Stored entries
┌────────
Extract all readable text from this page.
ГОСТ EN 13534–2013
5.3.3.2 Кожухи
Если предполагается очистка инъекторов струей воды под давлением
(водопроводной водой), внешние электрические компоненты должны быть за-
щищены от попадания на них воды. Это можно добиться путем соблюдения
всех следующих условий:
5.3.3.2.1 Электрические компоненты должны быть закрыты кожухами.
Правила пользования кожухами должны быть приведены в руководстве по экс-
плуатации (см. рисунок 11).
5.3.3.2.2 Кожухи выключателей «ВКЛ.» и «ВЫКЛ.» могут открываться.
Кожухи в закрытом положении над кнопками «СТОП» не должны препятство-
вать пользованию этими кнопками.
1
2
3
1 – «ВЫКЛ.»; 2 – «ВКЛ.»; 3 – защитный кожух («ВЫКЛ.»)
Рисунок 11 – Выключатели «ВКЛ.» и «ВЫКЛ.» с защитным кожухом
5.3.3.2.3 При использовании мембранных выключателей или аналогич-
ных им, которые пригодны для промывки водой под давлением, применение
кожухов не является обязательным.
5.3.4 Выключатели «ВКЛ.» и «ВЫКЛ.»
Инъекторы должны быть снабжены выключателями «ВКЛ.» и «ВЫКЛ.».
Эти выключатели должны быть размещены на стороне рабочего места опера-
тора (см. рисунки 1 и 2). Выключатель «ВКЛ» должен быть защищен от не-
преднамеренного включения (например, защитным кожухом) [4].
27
└────────
EXERCISE. Gather from the entries above all lines that include the string "воды".

EXERCISE ANSWER.
Если предполагается очистка инъекторов струей воды под давлением
щищены от попадания на них воды. Это можно добиться путем соблюдения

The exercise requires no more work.